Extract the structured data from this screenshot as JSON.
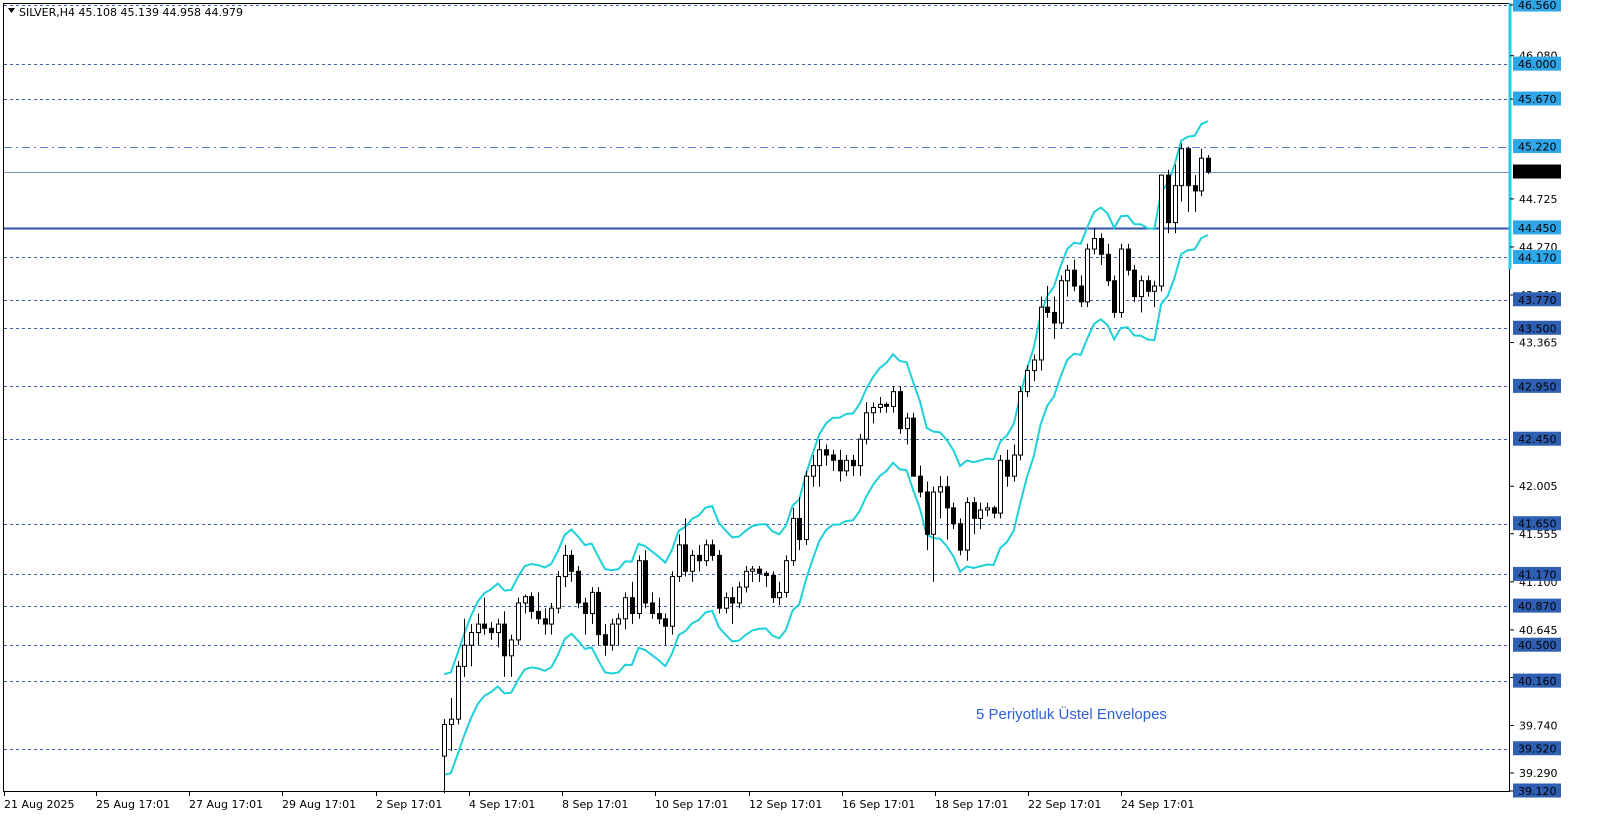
{
  "chart_data": {
    "type": "candlestick",
    "title": "SILVER,H4  45.108 45.139 44.958 44.979",
    "symbol": "SILVER,H4",
    "ohlc_readout": [
      "45.108",
      "45.139",
      "44.958",
      "44.979"
    ],
    "annotation": "5 Periyotluk Üstel Envelopes",
    "ylim": [
      39.12,
      46.56
    ],
    "current_price": "44.979",
    "price_axis_labels": [
      "46.560",
      "46.080",
      "45.670",
      "44.725",
      "44.270",
      "43.815",
      "43.365",
      "42.005",
      "41.555",
      "41.100",
      "40.645",
      "40.195",
      "39.740",
      "39.290",
      "39.120"
    ],
    "levels": [
      {
        "price": 46.56,
        "label": "46.560",
        "style": "dashed",
        "highlight": true
      },
      {
        "price": 46.0,
        "label": "46.000",
        "style": "dashed",
        "highlight": true
      },
      {
        "price": 45.67,
        "label": "45.670",
        "style": "dashed",
        "highlight": true
      },
      {
        "price": 45.22,
        "label": "45.220",
        "style": "dashdot",
        "highlight": true
      },
      {
        "price": 44.45,
        "label": "44.450",
        "style": "solid",
        "highlight": true
      },
      {
        "price": 44.17,
        "label": "44.170",
        "style": "dashed",
        "highlight": true
      },
      {
        "price": 43.77,
        "label": "43.770",
        "style": "dashed",
        "highlight": false
      },
      {
        "price": 43.5,
        "label": "43.500",
        "style": "dashed",
        "highlight": false
      },
      {
        "price": 42.95,
        "label": "42.950",
        "style": "dashed",
        "highlight": false
      },
      {
        "price": 42.45,
        "label": "42.450",
        "style": "dashed",
        "highlight": false
      },
      {
        "price": 41.65,
        "label": "41.650",
        "style": "dashed",
        "highlight": false
      },
      {
        "price": 41.17,
        "label": "41.170",
        "style": "dashed",
        "highlight": false
      },
      {
        "price": 40.87,
        "label": "40.870",
        "style": "dashed",
        "highlight": false
      },
      {
        "price": 40.5,
        "label": "40.500",
        "style": "dashed",
        "highlight": false
      },
      {
        "price": 40.16,
        "label": "40.160",
        "style": "dashed",
        "highlight": false
      },
      {
        "price": 39.52,
        "label": "39.520",
        "style": "dashed",
        "highlight": false
      },
      {
        "price": 39.12,
        "label": "39.120",
        "style": "dashed",
        "highlight": false
      }
    ],
    "x_labels": [
      "21 Aug 2025",
      "25 Aug 17:01",
      "27 Aug 17:01",
      "29 Aug 17:01",
      "2 Sep 17:01",
      "4 Sep 17:01",
      "8 Sep 17:01",
      "10 Sep 17:01",
      "12 Sep 17:01",
      "16 Sep 17:01",
      "18 Sep 17:01",
      "22 Sep 17:01",
      "24 Sep 17:01"
    ],
    "candles": [
      [
        39.45,
        39.8,
        39.1,
        39.75
      ],
      [
        39.75,
        40.0,
        39.5,
        39.8
      ],
      [
        39.8,
        40.35,
        39.75,
        40.3
      ],
      [
        40.3,
        40.75,
        40.2,
        40.5
      ],
      [
        40.5,
        40.7,
        40.3,
        40.62
      ],
      [
        40.62,
        40.8,
        40.5,
        40.7
      ],
      [
        40.7,
        40.95,
        40.6,
        40.66
      ],
      [
        40.66,
        40.72,
        40.55,
        40.62
      ],
      [
        40.62,
        40.75,
        40.48,
        40.7
      ],
      [
        40.7,
        40.82,
        40.2,
        40.4
      ],
      [
        40.4,
        40.6,
        40.2,
        40.55
      ],
      [
        40.55,
        40.95,
        40.5,
        40.9
      ],
      [
        40.9,
        40.98,
        40.8,
        40.96
      ],
      [
        40.96,
        41.0,
        40.75,
        40.82
      ],
      [
        40.82,
        41.0,
        40.7,
        40.75
      ],
      [
        40.75,
        40.85,
        40.6,
        40.7
      ],
      [
        40.7,
        40.9,
        40.6,
        40.85
      ],
      [
        40.85,
        41.2,
        40.8,
        41.15
      ],
      [
        41.15,
        41.45,
        41.05,
        41.35
      ],
      [
        41.35,
        41.4,
        41.1,
        41.2
      ],
      [
        41.2,
        41.25,
        40.85,
        40.9
      ],
      [
        40.9,
        40.95,
        40.6,
        40.8
      ],
      [
        40.8,
        41.05,
        40.7,
        41.0
      ],
      [
        41.0,
        41.05,
        40.5,
        40.6
      ],
      [
        40.6,
        40.7,
        40.4,
        40.5
      ],
      [
        40.5,
        40.75,
        40.45,
        40.7
      ],
      [
        40.7,
        40.8,
        40.5,
        40.75
      ],
      [
        40.75,
        41.0,
        40.65,
        40.95
      ],
      [
        40.95,
        41.1,
        40.7,
        40.8
      ],
      [
        40.8,
        41.35,
        40.75,
        41.3
      ],
      [
        41.3,
        41.4,
        40.85,
        40.9
      ],
      [
        40.9,
        41.0,
        40.75,
        40.8
      ],
      [
        40.8,
        40.95,
        40.7,
        40.75
      ],
      [
        40.75,
        40.8,
        40.5,
        40.68
      ],
      [
        40.68,
        41.2,
        40.6,
        41.15
      ],
      [
        41.15,
        41.55,
        41.1,
        41.45
      ],
      [
        41.45,
        41.7,
        41.15,
        41.2
      ],
      [
        41.2,
        41.4,
        41.1,
        41.35
      ],
      [
        41.35,
        41.45,
        41.2,
        41.3
      ],
      [
        41.3,
        41.5,
        41.25,
        41.45
      ],
      [
        41.45,
        41.5,
        41.3,
        41.35
      ],
      [
        41.35,
        41.4,
        40.8,
        40.85
      ],
      [
        40.85,
        41.0,
        40.8,
        40.95
      ],
      [
        40.95,
        41.05,
        40.7,
        40.9
      ],
      [
        40.9,
        41.1,
        40.85,
        41.05
      ],
      [
        41.05,
        41.25,
        41.0,
        41.2
      ],
      [
        41.2,
        41.25,
        41.1,
        41.22
      ],
      [
        41.22,
        41.25,
        41.1,
        41.18
      ],
      [
        41.18,
        41.2,
        41.05,
        41.16
      ],
      [
        41.16,
        41.2,
        40.9,
        40.95
      ],
      [
        40.95,
        41.1,
        40.88,
        41.0
      ],
      [
        41.0,
        41.35,
        40.95,
        41.3
      ],
      [
        41.3,
        41.8,
        41.25,
        41.7
      ],
      [
        41.7,
        41.9,
        41.4,
        41.5
      ],
      [
        41.5,
        42.15,
        41.45,
        42.1
      ],
      [
        42.1,
        42.3,
        42.0,
        42.2
      ],
      [
        42.2,
        42.45,
        42.0,
        42.35
      ],
      [
        42.35,
        42.4,
        42.2,
        42.3
      ],
      [
        42.3,
        42.35,
        42.15,
        42.25
      ],
      [
        42.25,
        42.35,
        42.05,
        42.15
      ],
      [
        42.15,
        42.3,
        42.1,
        42.25
      ],
      [
        42.25,
        42.3,
        42.1,
        42.2
      ],
      [
        42.2,
        42.5,
        42.1,
        42.45
      ],
      [
        42.45,
        42.8,
        42.4,
        42.7
      ],
      [
        42.7,
        42.8,
        42.6,
        42.75
      ],
      [
        42.75,
        42.85,
        42.7,
        42.78
      ],
      [
        42.78,
        42.8,
        42.7,
        42.76
      ],
      [
        42.76,
        42.95,
        42.7,
        42.9
      ],
      [
        42.9,
        42.95,
        42.5,
        42.55
      ],
      [
        42.55,
        42.7,
        42.4,
        42.65
      ],
      [
        42.65,
        42.7,
        42.2,
        42.1
      ],
      [
        42.1,
        42.2,
        41.9,
        41.95
      ],
      [
        41.95,
        42.05,
        41.4,
        41.55
      ],
      [
        41.55,
        42.0,
        41.1,
        41.95
      ],
      [
        41.95,
        42.1,
        41.7,
        42.0
      ],
      [
        42.0,
        42.1,
        41.5,
        41.8
      ],
      [
        41.8,
        41.85,
        41.6,
        41.65
      ],
      [
        41.65,
        41.7,
        41.35,
        41.4
      ],
      [
        41.4,
        41.9,
        41.3,
        41.85
      ],
      [
        41.85,
        41.9,
        41.55,
        41.7
      ],
      [
        41.7,
        41.85,
        41.6,
        41.78
      ],
      [
        41.78,
        41.85,
        41.72,
        41.8
      ],
      [
        41.8,
        41.82,
        41.7,
        41.75
      ],
      [
        41.75,
        42.3,
        41.7,
        42.25
      ],
      [
        42.25,
        42.35,
        42.0,
        42.1
      ],
      [
        42.1,
        42.4,
        42.05,
        42.3
      ],
      [
        42.3,
        42.95,
        42.25,
        42.9
      ],
      [
        42.9,
        43.15,
        42.85,
        43.1
      ],
      [
        43.1,
        43.25,
        43.0,
        43.2
      ],
      [
        43.2,
        43.8,
        43.1,
        43.7
      ],
      [
        43.7,
        43.9,
        43.6,
        43.65
      ],
      [
        43.65,
        43.8,
        43.4,
        43.55
      ],
      [
        43.55,
        44.0,
        43.5,
        43.95
      ],
      [
        43.95,
        44.1,
        43.8,
        44.05
      ],
      [
        44.05,
        44.15,
        43.85,
        43.9
      ],
      [
        43.9,
        44.0,
        43.7,
        43.75
      ],
      [
        43.75,
        44.3,
        43.7,
        44.25
      ],
      [
        44.25,
        44.45,
        44.2,
        44.35
      ],
      [
        44.35,
        44.4,
        44.1,
        44.2
      ],
      [
        44.2,
        44.3,
        43.9,
        43.95
      ],
      [
        43.95,
        44.0,
        43.6,
        43.65
      ],
      [
        43.65,
        44.3,
        43.6,
        44.25
      ],
      [
        44.25,
        44.3,
        44.0,
        44.05
      ],
      [
        44.05,
        44.1,
        43.75,
        43.8
      ],
      [
        43.8,
        44.0,
        43.65,
        43.95
      ],
      [
        43.95,
        44.0,
        43.8,
        43.85
      ],
      [
        43.85,
        43.95,
        43.7,
        43.9
      ],
      [
        43.9,
        44.6,
        43.85,
        44.95
      ],
      [
        44.95,
        45.0,
        44.4,
        44.5
      ],
      [
        44.5,
        45.05,
        44.4,
        44.85
      ],
      [
        44.85,
        45.25,
        44.7,
        45.2
      ],
      [
        45.2,
        45.22,
        44.6,
        44.85
      ],
      [
        44.85,
        44.95,
        44.6,
        44.8
      ],
      [
        44.8,
        45.2,
        44.75,
        45.11
      ],
      [
        45.11,
        45.14,
        44.96,
        44.98
      ]
    ]
  }
}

REQUIRED WORK: Tally how many lines of the data include the word "SILVER". Write the number and nothing else.

EXERCISE RESPONSE: 2